* _Set task_
Write out each line exactly as given. Leave the pictures out of your copy.

* _Entries_
——————

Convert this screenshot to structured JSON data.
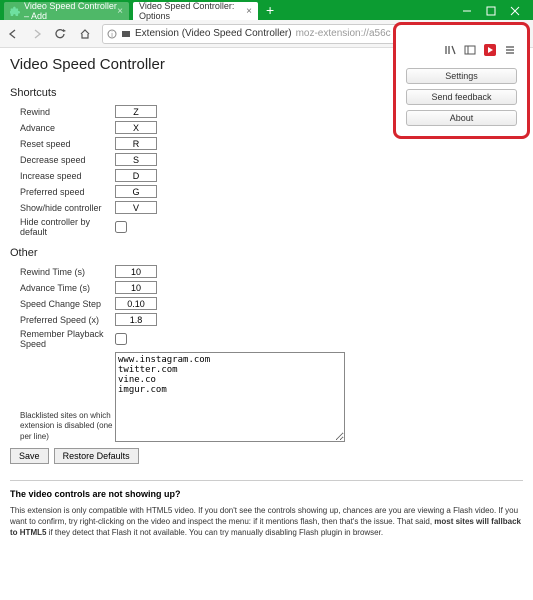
{
  "tabs": {
    "inactive": "Video Speed Controller – Add",
    "active": "Video Speed Controller: Options"
  },
  "url": {
    "label": "Extension (Video Speed Controller)",
    "rest": "moz-extension://a56c"
  },
  "popup": {
    "settings": "Settings",
    "feedback": "Send feedback",
    "about": "About"
  },
  "page_title": "Video Speed Controller",
  "sections": {
    "shortcuts": "Shortcuts",
    "other": "Other"
  },
  "shortcuts": {
    "rewind": {
      "label": "Rewind",
      "value": "Z"
    },
    "advance": {
      "label": "Advance",
      "value": "X"
    },
    "reset": {
      "label": "Reset speed",
      "value": "R"
    },
    "decrease": {
      "label": "Decrease speed",
      "value": "S"
    },
    "increase": {
      "label": "Increase speed",
      "value": "D"
    },
    "preferred": {
      "label": "Preferred speed",
      "value": "G"
    },
    "showhide": {
      "label": "Show/hide controller",
      "value": "V"
    },
    "hide_default": {
      "label": "Hide controller by default"
    }
  },
  "other": {
    "rewind_time": {
      "label": "Rewind Time (s)",
      "value": "10"
    },
    "advance_time": {
      "label": "Advance Time (s)",
      "value": "10"
    },
    "speed_step": {
      "label": "Speed Change Step",
      "value": "0.10"
    },
    "pref_speed": {
      "label": "Preferred Speed (x)",
      "value": "1.8"
    },
    "remember": {
      "label": "Remember Playback Speed"
    },
    "blacklist": {
      "label": "Blacklisted sites on which extension is disabled (one per line)",
      "value": "www.instagram.com\ntwitter.com\nvine.co\nimgur.com"
    }
  },
  "buttons": {
    "save": "Save",
    "restore": "Restore Defaults"
  },
  "help": {
    "title": "The video controls are not showing up?",
    "text_1": "This extension is only compatible with HTML5 video. If you don't see the controls showing up, chances are you are viewing a Flash video. If you want to confirm, try right-clicking on the video and inspect the menu: if it mentions flash, then that's the issue. That said, ",
    "text_bold": "most sites will fallback to HTML5",
    "text_2": " if they detect that Flash it not available. You can try manually disabling Flash plugin in browser."
  }
}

——————

* _Answer_
Convert this screenshot to structured JSON data.
{
  "tabs": {
    "inactive": "Video Speed Controller – Add",
    "active": "Video Speed Controller: Options"
  },
  "url": {
    "label": "Extension (Video Speed Controller)",
    "rest": "moz-extension://a56c"
  },
  "popup": {
    "settings": "Settings",
    "feedback": "Send feedback",
    "about": "About"
  },
  "page_title": "Video Speed Controller",
  "sections": {
    "shortcuts": "Shortcuts",
    "other": "Other"
  },
  "shortcuts": {
    "rewind": {
      "label": "Rewind",
      "value": "Z"
    },
    "advance": {
      "label": "Advance",
      "value": "X"
    },
    "reset": {
      "label": "Reset speed",
      "value": "R"
    },
    "decrease": {
      "label": "Decrease speed",
      "value": "S"
    },
    "increase": {
      "label": "Increase speed",
      "value": "D"
    },
    "preferred": {
      "label": "Preferred speed",
      "value": "G"
    },
    "showhide": {
      "label": "Show/hide controller",
      "value": "V"
    },
    "hide_default": {
      "label": "Hide controller by default"
    }
  },
  "other": {
    "rewind_time": {
      "label": "Rewind Time (s)",
      "value": "10"
    },
    "advance_time": {
      "label": "Advance Time (s)",
      "value": "10"
    },
    "speed_step": {
      "label": "Speed Change Step",
      "value": "0.10"
    },
    "pref_speed": {
      "label": "Preferred Speed (x)",
      "value": "1.8"
    },
    "remember": {
      "label": "Remember Playback Speed"
    },
    "blacklist": {
      "label": "Blacklisted sites on which extension is disabled (one per line)",
      "value": "www.instagram.com\ntwitter.com\nvine.co\nimgur.com"
    }
  },
  "buttons": {
    "save": "Save",
    "restore": "Restore Defaults"
  },
  "help": {
    "title": "The video controls are not showing up?",
    "text_1": "This extension is only compatible with HTML5 video. If you don't see the controls showing up, chances are you are viewing a Flash video. If you want to confirm, try right-clicking on the video and inspect the menu: if it mentions flash, then that's the issue. That said, ",
    "text_bold": "most sites will fallback to HTML5",
    "text_2": " if they detect that Flash it not available. You can try manually disabling Flash plugin in browser."
  }
}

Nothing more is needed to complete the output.